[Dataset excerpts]
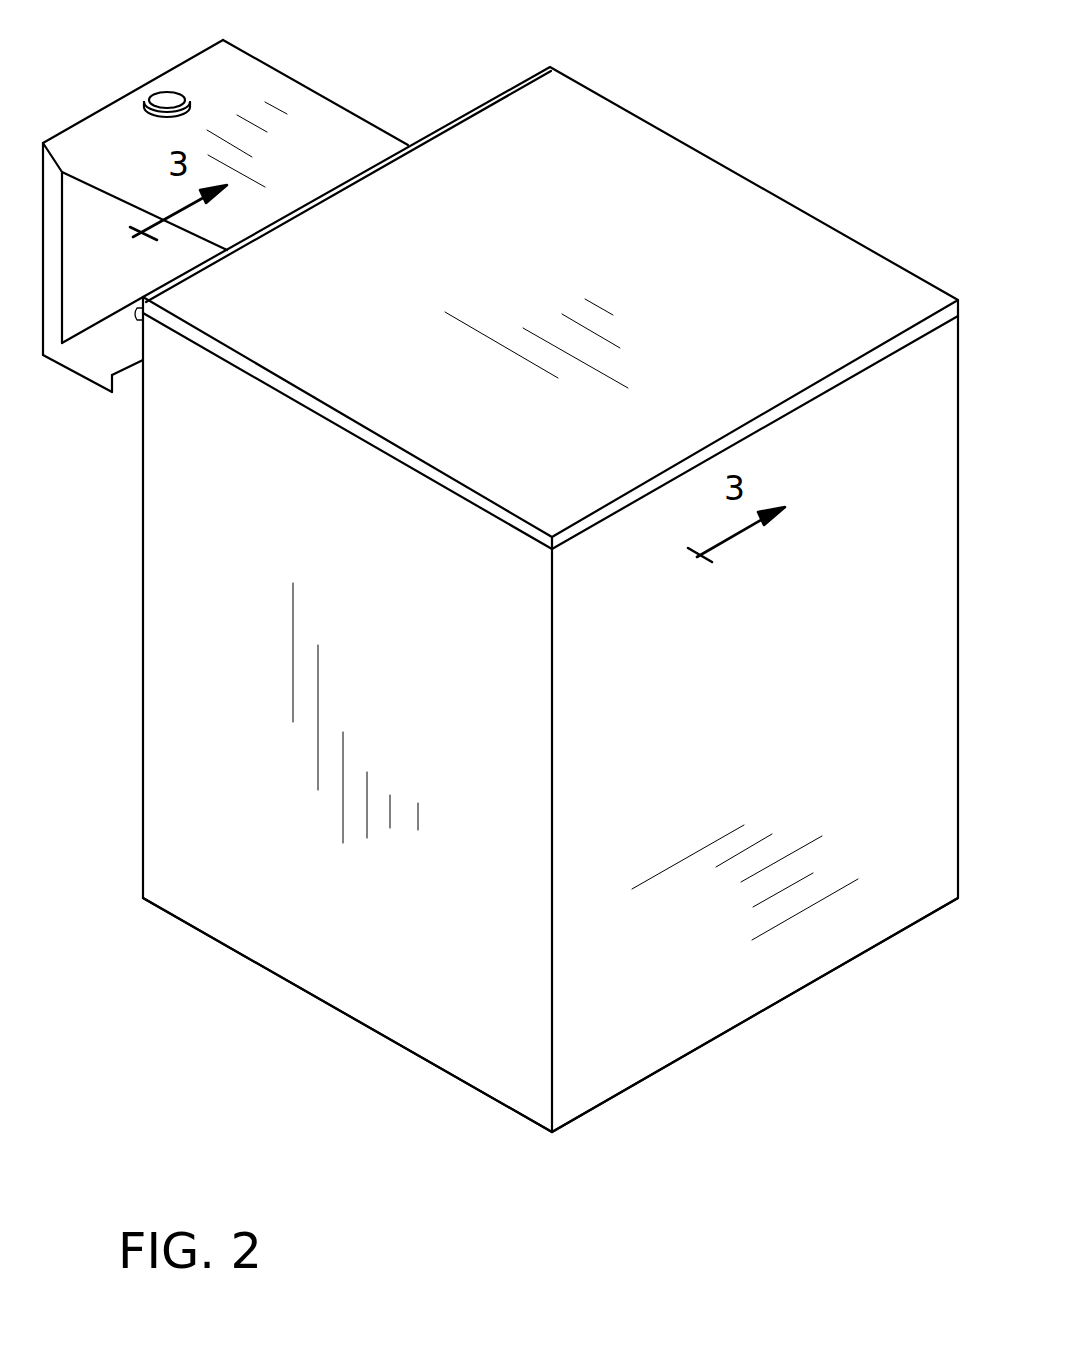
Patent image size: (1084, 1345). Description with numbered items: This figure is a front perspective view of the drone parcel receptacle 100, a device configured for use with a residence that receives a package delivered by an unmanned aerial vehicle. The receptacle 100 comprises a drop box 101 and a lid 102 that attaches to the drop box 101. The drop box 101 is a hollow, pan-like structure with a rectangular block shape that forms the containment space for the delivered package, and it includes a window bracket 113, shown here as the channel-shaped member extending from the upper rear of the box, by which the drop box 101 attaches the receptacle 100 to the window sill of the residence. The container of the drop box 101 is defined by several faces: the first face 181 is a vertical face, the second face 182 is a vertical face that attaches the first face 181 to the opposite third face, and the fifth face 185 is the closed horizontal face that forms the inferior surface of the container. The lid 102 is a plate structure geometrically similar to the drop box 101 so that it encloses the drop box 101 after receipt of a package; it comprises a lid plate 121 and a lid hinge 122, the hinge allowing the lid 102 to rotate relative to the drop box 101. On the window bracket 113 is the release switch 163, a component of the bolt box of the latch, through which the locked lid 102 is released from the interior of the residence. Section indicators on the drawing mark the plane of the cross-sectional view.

The drone parcel receptacle 100 is at (820, 153).
The drop box 101 is at (767, 1040).
The lid 102 is at (893, 242).
The window bracket 113 is at (300, 130).
The lid plate 121 is at (625, 187).
The lid hinge 122 is at (500, 90).
The release switch 163 is at (167, 103).
The first face 181 is at (870, 872).
The second face 182 is at (392, 998).
The fifth face 185 is at (579, 1145).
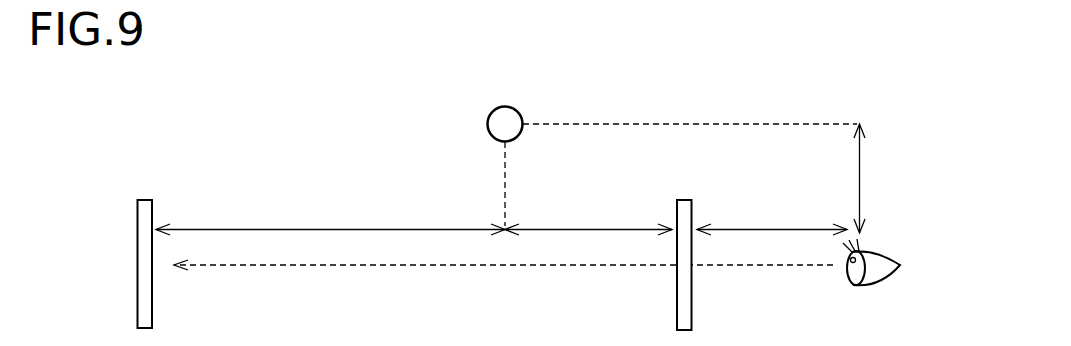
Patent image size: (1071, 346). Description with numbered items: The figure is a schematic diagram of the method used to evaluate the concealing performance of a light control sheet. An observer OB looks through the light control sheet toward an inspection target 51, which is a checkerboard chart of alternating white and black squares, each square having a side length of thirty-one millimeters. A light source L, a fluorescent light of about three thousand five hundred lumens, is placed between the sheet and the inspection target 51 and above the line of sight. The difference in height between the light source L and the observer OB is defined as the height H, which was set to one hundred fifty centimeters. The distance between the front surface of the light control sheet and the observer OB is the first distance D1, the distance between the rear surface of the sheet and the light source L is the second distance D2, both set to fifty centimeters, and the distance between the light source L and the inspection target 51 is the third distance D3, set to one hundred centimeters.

The inspection target 51 is at (145, 200).
The light source L is at (505, 106).
The observer OB is at (888, 253).
The height H is at (869, 178).
The first distance D1 is at (772, 219).
The second distance D2 is at (588, 219).
The third distance D3 is at (330, 219).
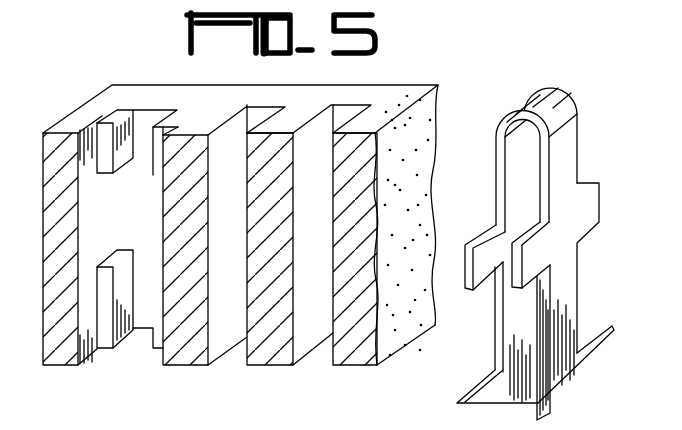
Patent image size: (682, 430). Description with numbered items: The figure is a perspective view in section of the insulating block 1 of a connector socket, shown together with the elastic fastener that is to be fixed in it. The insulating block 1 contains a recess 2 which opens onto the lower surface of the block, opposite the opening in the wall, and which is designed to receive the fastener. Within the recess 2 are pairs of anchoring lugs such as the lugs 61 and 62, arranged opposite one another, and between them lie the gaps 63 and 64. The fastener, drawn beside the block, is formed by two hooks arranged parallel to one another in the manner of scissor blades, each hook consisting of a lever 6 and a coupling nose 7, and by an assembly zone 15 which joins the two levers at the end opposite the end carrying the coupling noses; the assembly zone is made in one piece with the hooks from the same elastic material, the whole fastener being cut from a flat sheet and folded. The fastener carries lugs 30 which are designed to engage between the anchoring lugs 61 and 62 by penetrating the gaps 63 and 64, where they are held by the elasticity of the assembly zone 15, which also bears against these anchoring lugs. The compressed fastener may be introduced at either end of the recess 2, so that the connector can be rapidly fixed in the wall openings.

Exercise requirements
Please convert the lines of the records starting at the line that contains "Patent image size: (1071, 346)." and ending at the line that contains "The third distance D3 is at (330, 219)." into a JSON list of strings, with one string per line and blank lines left out.

Result of the exercise
[
  "Patent image size: (1071, 346). Description with numbered items: The figure is a schematic diagram of the method used to evaluate the concealing performance of a light control sheet. An observer OB looks through the light control sheet toward an inspection target 51, which is a checkerboard chart of alternating white and black squares, each square having a side length of thirty-one millimeters. A light source L, a fluorescent light of about three thousand five hundred lumens, is placed between the sheet and the inspection target 51 and above the line of sight. The difference in height between the light source L and the observer OB is defined as the height H, which was set to one hundred fifty centimeters. The distance between the front surface of the light control sheet and the observer OB is the first distance D1, the distance between the rear surface of the sheet and the light source L is the second distance D2, both set to fifty centimeters, and the distance between the light source L and the inspection target 51 is the third distance D3, set to one hundred centimeters.",
  "The inspection target 51 is at (145, 200).",
  "The light source L is at (505, 106).",
  "The observer OB is at (888, 253).",
  "The height H is at (869, 178).",
  "The first distance D1 is at (772, 219).",
  "The second distance D2 is at (588, 219).",
  "The third distance D3 is at (330, 219)."
]